• _PROBLEM_
From the listing, collect all lines containing the word "Jokio".

* START GIVEN DATA *

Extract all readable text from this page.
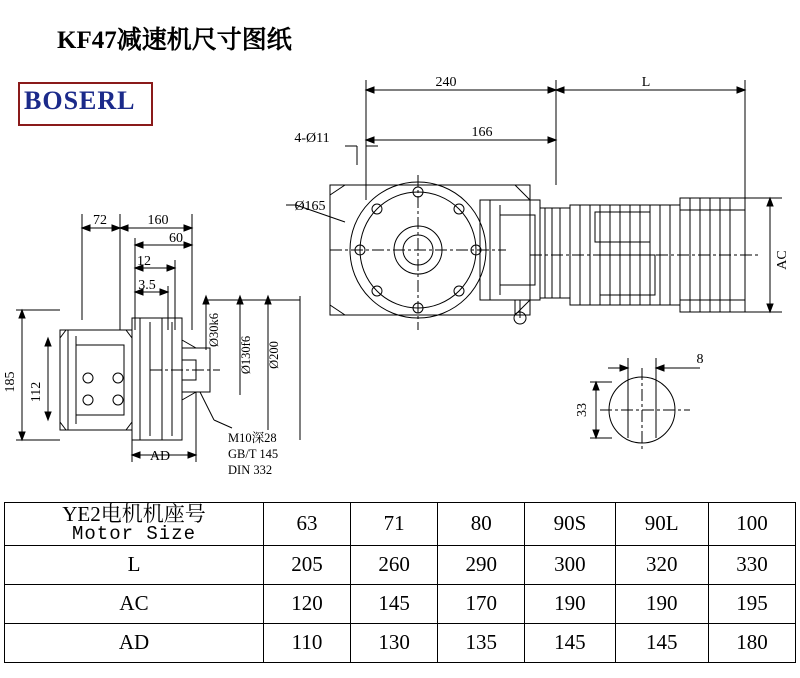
KF47减速机尺寸图纸
BOSERL
240	L
166
4-Ø11
Ø165
AC
72	160
60
12
3.5
Ø30k6
Ø130f6 Ø200
185 112
AD
M10深28
GB/T 145
DIN 332
8
33
YE2电机机座号
Motor Size	63	71	80	90S	90L	100
L	205	260	290	300	320	330
AC	120	145	170	190	190	195
AD	110	130	135	145	145	180
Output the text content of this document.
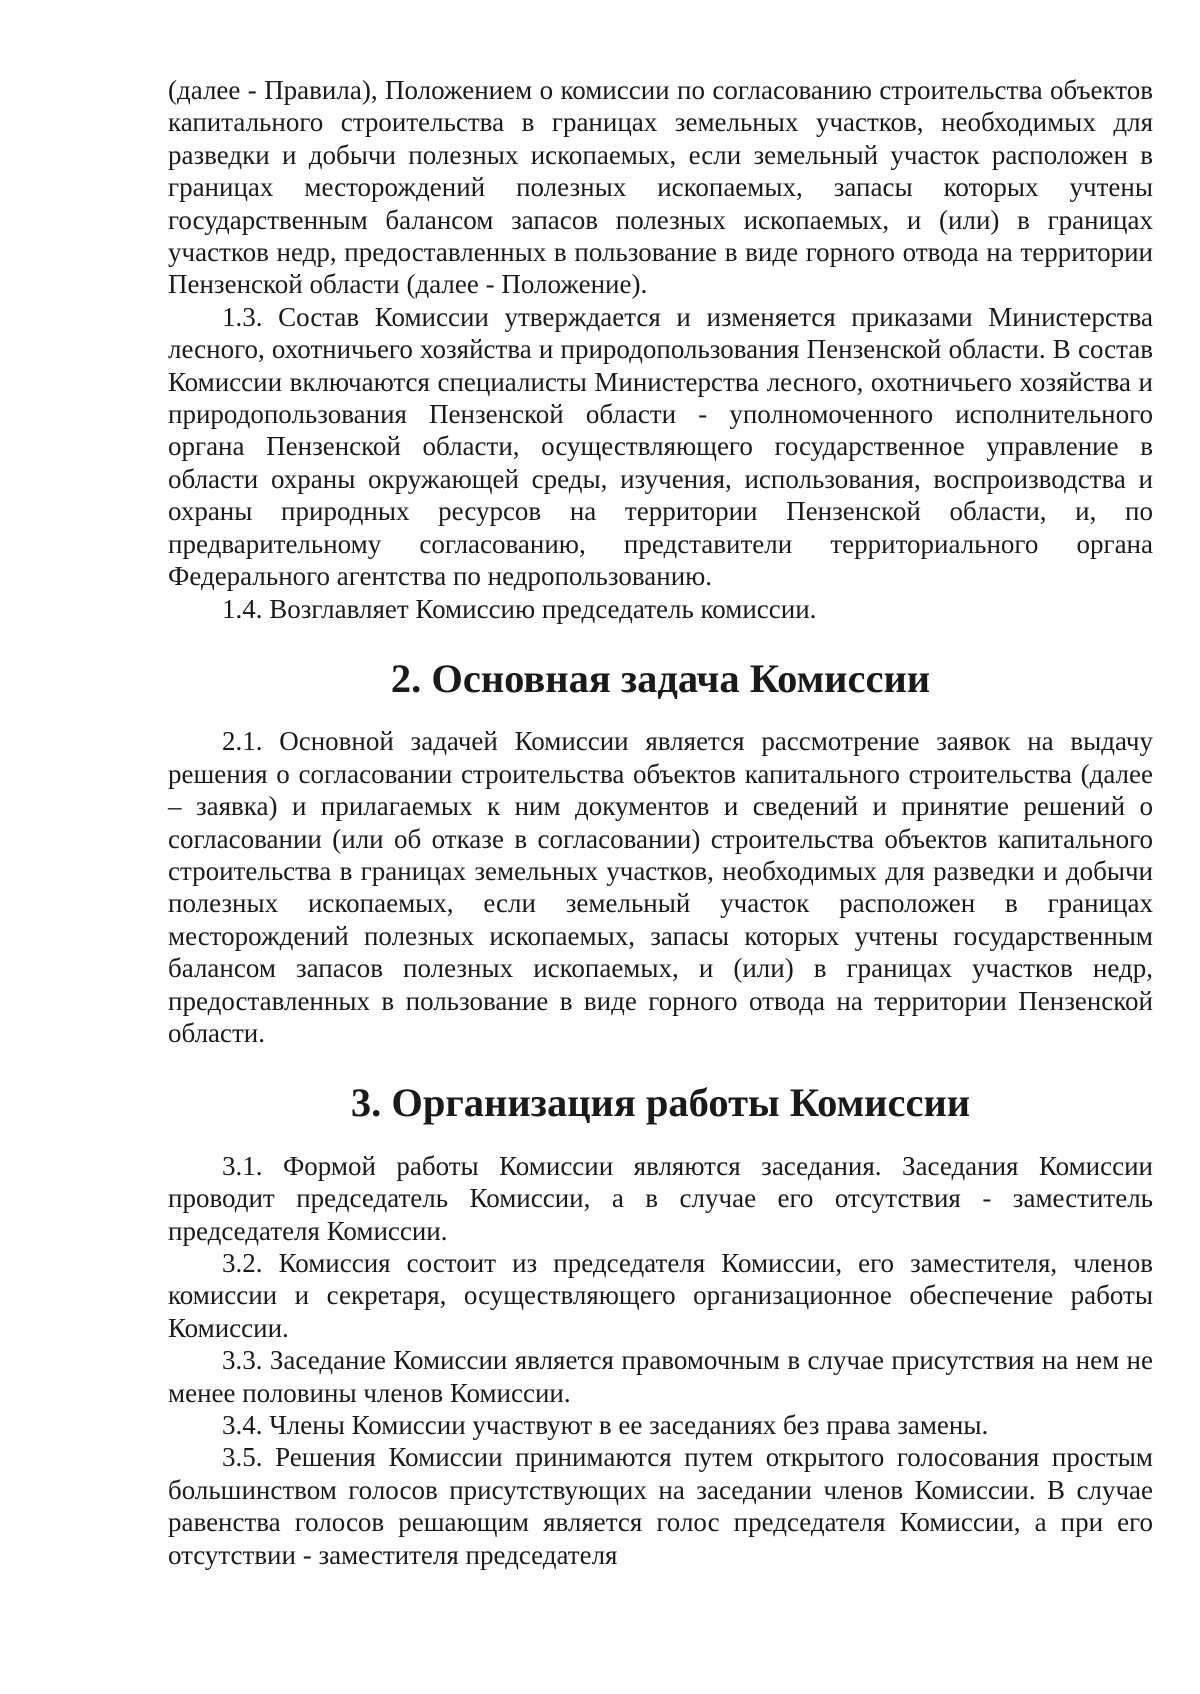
(далее - Правила), Положением о комиссии по согласованию строительства объектов капитального строительства в границах земельных участков, необходимых для разведки и добычи полезных ископаемых, если земельный участок расположен в границах месторождений полезных ископаемых, запасы которых учтены государственным балансом запасов полезных ископаемых, и (или) в границах участков недр, предоставленных в пользование в виде горного отвода на территории Пензенской области (далее - Положение).

1.3. Состав Комиссии утверждается и изменяется приказами Министерства лесного, охотничьего хозяйства и природопользования Пензенской области. В состав Комиссии включаются специалисты Министерства лесного, охотничьего хозяйства и природопользования Пензенской области - уполномоченного исполнительного органа Пензенской области, осуществляющего государственное управление в области охраны окружающей среды, изучения, использования, воспроизводства и охраны природных ресурсов на территории Пензенской области, и, по предварительному согласованию, представители территориального органа Федерального агентства по недропользованию.

1.4. Возглавляет Комиссию председатель комиссии.

2. Основная задача Комиссии

2.1. Основной задачей Комиссии является рассмотрение заявок на выдачу решения о согласовании строительства объектов капитального строительства (далее – заявка) и прилагаемых к ним документов и сведений и принятие решений о согласовании (или об отказе в согласовании) строительства объектов капитального строительства в границах земельных участков, необходимых для разведки и добычи полезных ископаемых, если земельный участок расположен в границах месторождений полезных ископаемых, запасы которых учтены государственным балансом запасов полезных ископаемых, и (или) в границах участков недр, предоставленных в пользование в виде горного отвода на территории Пензенской области.

3. Организация работы Комиссии

3.1. Формой работы Комиссии являются заседания. Заседания Комиссии проводит председатель Комиссии, а в случае его отсутствия - заместитель председателя Комиссии.

3.2. Комиссия состоит из председателя Комиссии, его заместителя, членов комиссии и секретаря, осуществляющего организационное обеспечение работы Комиссии.

3.3. Заседание Комиссии является правомочным в случае присутствия на нем не менее половины членов Комиссии.

3.4. Члены Комиссии участвуют в ее заседаниях без права замены.

3.5. Решения Комиссии принимаются путем открытого голосования простым большинством голосов присутствующих на заседании членов Комиссии. В случае равенства голосов решающим является голос председателя Комиссии, а при его отсутствии - заместителя председателя
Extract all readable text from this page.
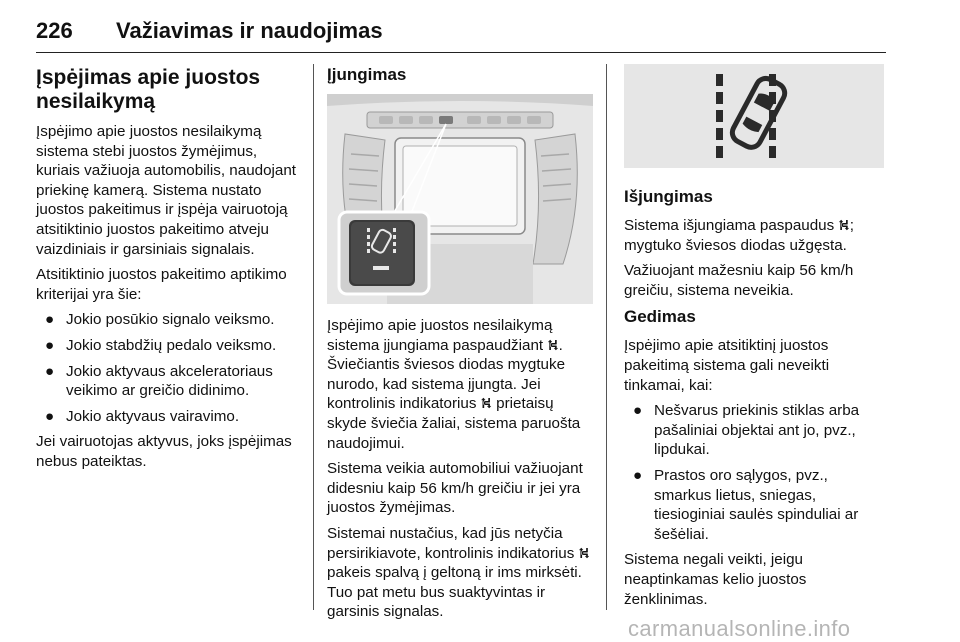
226 Važiavimas ir naudojimas
Įspėjimas apie juostos nesilaikymą

Įspėjimo apie juostos nesilaikymą sistema stebi juostos žymėjimus, kuriais važiuoja automobilis, naudojant priekinę kamerą. Sistema nustato juostos pakeitimus ir įspėja vairuotoją atsitiktinio juostos pakeitimo atveju vaizdiniais ir garsiniais signalais.

Atsitiktinio juostos pakeitimo aptikimo kriterijai yra šie:

● Jokio posūkio signalo veiksmo.
● Jokio stabdžių pedalo veiksmo.
● Jokio aktyvaus akceleratoriaus veikimo ar greičio didinimo.
● Jokio aktyvaus vairavimo.

Jei vairuotojas aktyvus, joks įspėjimas nebus pateiktas.

Įjungimas

Įspėjimo apie juostos nesilaikymą sistema įjungiama paspaudžiant ⛕. Šviečiantis šviesos diodas mygtuke nurodo, kad sistema įjungta. Jei kontrolinis indikatorius ⛕ prietaisų skyde šviečia žaliai, sistema paruošta naudojimui.

Sistema veikia automobiliui važiuojant didesniu kaip 56 km/h greičiu ir jei yra juostos žymėjimas.

Sistemai nustačius, kad jūs netyčia persirikiavote, kontrolinis indikatorius ⛕ pakeis spalvą į geltoną ir ims mirksėti. Tuo pat metu bus suaktyvintas ir garsinis signalas.

Išjungimas

Sistema išjungiama paspaudus ⛕; mygtuko šviesos diodas užgęsta.

Važiuojant mažesniu kaip 56 km/h greičiu, sistema neveikia.

Gedimas

Įspėjimo apie atsitiktinį juostos pakeitimą sistema gali neveikti tinkamai, kai:

● Nešvarus priekinis stiklas arba pašaliniai objektai ant jo, pvz., lipdukai.
● Prastos oro sąlygos, pvz., smarkus lietus, sniegas, tiesioginiai saulės spinduliai ar šešėliai.

Sistema negali veikti, jeigu neaptinkamas kelio juostos ženklinimas.

carmanualsonline.info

* END GIVEN DATA *

• _TASK ANSWER_
● Jokio posūkio signalo veiksmo.
● Jokio stabdžių pedalo veiksmo.
● Jokio aktyvaus akceleratoriaus veikimo ar greičio didinimo.
● Jokio aktyvaus vairavimo.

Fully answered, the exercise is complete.